List each line of the data that holds the string "Projected", please.

TASK INPUT:
------------------------------------------------

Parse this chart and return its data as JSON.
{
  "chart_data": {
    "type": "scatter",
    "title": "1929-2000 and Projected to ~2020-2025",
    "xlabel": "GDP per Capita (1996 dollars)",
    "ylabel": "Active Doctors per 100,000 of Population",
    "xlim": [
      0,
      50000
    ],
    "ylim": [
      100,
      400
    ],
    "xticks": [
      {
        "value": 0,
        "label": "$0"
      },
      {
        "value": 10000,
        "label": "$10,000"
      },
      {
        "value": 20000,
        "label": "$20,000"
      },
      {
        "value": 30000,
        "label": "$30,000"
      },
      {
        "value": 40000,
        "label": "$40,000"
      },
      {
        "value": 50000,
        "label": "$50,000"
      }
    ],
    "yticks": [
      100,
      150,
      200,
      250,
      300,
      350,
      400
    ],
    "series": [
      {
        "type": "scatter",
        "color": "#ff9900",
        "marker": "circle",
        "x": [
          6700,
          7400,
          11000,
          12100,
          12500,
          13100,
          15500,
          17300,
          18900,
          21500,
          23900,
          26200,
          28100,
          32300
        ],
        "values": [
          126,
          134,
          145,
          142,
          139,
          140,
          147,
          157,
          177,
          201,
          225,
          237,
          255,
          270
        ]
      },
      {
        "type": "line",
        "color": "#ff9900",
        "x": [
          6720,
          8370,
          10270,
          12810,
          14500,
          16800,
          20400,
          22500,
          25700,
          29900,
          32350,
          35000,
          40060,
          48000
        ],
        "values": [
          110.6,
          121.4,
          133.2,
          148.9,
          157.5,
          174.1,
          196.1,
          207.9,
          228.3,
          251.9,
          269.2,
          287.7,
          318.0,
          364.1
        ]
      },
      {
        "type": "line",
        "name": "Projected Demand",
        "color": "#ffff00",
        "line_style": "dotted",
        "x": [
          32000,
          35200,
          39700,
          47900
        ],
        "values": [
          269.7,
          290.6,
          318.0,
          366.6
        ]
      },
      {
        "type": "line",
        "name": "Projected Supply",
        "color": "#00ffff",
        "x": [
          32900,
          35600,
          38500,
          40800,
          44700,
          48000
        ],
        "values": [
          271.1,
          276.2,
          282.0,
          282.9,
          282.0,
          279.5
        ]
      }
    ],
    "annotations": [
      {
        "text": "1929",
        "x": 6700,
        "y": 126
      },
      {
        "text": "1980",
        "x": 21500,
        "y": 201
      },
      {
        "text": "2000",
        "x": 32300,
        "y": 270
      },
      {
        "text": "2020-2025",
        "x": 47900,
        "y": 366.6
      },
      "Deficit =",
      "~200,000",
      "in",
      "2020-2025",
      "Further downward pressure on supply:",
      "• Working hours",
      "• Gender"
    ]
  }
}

------------------------------------------------

OUTPUT BELOW:
    "title": "1929-2000 and Projected to ~2020-2025",
        "name": "Projected Demand",
        "name": "Projected Supply",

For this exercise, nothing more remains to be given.